▶ AIM:
Copy every line from the records below that holds the word "many".
⁂
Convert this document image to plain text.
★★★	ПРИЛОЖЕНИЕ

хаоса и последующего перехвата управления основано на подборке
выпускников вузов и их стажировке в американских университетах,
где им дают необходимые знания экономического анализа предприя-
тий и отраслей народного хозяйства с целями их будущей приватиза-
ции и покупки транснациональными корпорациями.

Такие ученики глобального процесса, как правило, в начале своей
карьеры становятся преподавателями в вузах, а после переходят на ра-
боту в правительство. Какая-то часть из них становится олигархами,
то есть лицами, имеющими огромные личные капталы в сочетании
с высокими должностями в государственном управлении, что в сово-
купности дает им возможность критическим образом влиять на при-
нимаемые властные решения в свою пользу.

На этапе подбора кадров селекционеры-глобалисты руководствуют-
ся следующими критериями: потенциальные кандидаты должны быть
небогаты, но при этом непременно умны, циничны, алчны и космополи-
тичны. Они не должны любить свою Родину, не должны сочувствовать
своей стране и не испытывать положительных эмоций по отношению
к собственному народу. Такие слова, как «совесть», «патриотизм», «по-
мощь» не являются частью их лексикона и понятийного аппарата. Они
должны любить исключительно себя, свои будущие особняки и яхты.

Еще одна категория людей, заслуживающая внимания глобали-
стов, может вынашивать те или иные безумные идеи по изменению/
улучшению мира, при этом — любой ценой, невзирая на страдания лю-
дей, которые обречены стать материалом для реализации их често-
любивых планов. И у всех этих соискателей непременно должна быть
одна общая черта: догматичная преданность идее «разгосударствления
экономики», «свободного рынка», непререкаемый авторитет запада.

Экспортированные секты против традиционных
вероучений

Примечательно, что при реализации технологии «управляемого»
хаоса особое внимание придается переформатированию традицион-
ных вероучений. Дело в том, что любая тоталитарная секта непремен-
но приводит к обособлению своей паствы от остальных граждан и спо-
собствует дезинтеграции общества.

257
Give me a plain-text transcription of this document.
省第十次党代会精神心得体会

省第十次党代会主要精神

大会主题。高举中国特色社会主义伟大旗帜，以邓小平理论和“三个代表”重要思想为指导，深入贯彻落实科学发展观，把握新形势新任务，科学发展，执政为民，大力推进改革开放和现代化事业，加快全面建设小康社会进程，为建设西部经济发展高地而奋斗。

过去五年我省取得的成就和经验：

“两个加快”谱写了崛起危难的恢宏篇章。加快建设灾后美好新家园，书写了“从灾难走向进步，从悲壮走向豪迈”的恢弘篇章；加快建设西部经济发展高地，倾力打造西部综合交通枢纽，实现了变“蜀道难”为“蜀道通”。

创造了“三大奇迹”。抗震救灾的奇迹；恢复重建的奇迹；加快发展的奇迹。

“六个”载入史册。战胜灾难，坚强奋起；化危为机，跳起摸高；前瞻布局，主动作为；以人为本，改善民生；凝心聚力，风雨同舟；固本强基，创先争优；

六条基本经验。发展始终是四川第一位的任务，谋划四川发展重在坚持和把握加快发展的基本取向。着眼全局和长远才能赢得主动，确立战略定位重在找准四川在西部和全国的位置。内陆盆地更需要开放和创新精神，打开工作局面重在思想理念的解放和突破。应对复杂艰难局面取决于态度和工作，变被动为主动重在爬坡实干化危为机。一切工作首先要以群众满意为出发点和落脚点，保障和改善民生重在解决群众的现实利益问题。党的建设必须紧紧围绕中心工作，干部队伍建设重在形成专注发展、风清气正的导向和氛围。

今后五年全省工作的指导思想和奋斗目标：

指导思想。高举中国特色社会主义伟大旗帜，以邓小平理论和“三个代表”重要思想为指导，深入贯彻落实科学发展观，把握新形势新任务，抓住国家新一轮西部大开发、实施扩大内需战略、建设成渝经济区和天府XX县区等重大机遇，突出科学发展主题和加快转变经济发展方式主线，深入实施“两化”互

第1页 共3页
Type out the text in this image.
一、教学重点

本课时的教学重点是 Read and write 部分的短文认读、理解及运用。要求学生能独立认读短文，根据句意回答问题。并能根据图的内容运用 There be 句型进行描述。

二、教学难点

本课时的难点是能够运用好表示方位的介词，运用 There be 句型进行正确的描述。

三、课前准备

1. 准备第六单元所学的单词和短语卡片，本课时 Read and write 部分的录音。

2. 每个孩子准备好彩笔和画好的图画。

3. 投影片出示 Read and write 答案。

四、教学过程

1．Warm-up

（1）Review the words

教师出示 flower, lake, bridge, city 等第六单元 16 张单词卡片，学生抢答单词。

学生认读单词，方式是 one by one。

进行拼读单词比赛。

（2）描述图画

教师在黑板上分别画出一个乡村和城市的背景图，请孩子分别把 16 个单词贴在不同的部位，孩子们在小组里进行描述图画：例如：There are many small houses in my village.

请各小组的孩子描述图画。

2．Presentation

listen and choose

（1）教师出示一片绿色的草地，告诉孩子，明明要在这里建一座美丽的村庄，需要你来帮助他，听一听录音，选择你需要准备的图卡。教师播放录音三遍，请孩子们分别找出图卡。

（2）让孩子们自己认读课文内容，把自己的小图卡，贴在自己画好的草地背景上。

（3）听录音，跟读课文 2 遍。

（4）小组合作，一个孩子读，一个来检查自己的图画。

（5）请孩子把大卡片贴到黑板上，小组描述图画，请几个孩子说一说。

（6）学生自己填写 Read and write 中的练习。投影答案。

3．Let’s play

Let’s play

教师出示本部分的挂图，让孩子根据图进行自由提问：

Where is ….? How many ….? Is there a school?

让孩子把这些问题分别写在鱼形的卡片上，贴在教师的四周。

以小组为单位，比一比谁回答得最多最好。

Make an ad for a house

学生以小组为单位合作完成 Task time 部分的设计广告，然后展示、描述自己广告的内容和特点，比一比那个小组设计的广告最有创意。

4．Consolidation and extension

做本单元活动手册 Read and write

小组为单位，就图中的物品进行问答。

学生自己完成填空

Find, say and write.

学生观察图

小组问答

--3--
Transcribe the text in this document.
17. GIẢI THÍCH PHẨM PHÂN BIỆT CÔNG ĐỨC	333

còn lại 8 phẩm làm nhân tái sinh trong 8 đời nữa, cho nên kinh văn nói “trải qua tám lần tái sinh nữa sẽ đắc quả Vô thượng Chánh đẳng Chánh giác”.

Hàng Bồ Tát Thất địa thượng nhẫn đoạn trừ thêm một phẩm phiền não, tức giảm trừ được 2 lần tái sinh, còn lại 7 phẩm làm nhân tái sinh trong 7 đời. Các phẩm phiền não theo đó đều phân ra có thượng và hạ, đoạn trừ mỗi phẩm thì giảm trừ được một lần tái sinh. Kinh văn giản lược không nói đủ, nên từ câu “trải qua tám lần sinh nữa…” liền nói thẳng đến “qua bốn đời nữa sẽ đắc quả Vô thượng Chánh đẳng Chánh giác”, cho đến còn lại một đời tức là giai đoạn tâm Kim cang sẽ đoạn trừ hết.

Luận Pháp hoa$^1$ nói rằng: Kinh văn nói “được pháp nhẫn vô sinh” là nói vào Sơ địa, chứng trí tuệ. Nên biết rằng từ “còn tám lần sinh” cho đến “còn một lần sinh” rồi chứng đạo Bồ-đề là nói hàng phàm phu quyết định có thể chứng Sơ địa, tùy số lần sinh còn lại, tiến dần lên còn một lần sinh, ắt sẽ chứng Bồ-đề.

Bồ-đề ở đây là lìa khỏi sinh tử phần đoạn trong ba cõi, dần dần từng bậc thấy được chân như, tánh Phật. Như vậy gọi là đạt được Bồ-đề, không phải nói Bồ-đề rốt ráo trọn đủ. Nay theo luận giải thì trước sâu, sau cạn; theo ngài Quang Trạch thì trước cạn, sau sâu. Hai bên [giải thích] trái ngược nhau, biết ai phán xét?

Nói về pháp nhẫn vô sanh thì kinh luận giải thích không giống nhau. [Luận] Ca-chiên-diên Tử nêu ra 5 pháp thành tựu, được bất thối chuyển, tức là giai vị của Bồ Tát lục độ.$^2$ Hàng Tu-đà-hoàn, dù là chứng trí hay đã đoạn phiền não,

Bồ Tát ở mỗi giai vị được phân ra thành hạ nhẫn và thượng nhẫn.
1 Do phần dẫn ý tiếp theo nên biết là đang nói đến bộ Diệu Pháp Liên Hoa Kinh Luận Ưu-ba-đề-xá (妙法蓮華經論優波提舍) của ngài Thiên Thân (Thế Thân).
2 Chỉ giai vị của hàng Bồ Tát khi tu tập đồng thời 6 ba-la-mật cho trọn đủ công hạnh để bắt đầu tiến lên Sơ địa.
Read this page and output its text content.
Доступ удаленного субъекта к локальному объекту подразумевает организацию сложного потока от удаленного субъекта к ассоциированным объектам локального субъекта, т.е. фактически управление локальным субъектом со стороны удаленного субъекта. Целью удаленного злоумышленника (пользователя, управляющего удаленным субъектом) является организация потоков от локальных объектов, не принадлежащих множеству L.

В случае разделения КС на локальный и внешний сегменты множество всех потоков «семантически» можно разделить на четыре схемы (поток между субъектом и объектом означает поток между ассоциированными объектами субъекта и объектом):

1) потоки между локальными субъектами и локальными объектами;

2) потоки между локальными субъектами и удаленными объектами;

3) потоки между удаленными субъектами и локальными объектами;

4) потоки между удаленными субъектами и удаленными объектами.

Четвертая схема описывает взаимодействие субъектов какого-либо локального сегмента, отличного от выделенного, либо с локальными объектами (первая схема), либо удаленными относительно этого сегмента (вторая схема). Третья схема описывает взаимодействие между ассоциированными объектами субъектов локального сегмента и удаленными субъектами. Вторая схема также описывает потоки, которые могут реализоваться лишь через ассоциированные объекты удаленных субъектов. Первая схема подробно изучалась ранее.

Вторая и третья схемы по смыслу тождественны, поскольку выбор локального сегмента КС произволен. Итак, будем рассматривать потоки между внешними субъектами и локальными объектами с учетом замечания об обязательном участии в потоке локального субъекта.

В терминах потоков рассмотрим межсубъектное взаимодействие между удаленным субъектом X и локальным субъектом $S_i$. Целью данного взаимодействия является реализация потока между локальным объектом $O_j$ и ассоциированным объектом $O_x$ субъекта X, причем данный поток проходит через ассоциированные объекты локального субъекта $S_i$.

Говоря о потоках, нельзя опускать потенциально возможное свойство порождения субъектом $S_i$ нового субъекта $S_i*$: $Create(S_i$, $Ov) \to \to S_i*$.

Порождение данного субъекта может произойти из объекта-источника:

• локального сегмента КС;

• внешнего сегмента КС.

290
⁂
▶ TASK RESULT:
教师在黑板上分别画出一个乡村和城市的背景图，请孩子分别把 16 个单词贴在不同的部位，孩子们在小组里进行描述图画：例如：There are many small houses in my village.
Where is ….? How many ….? Is there a school?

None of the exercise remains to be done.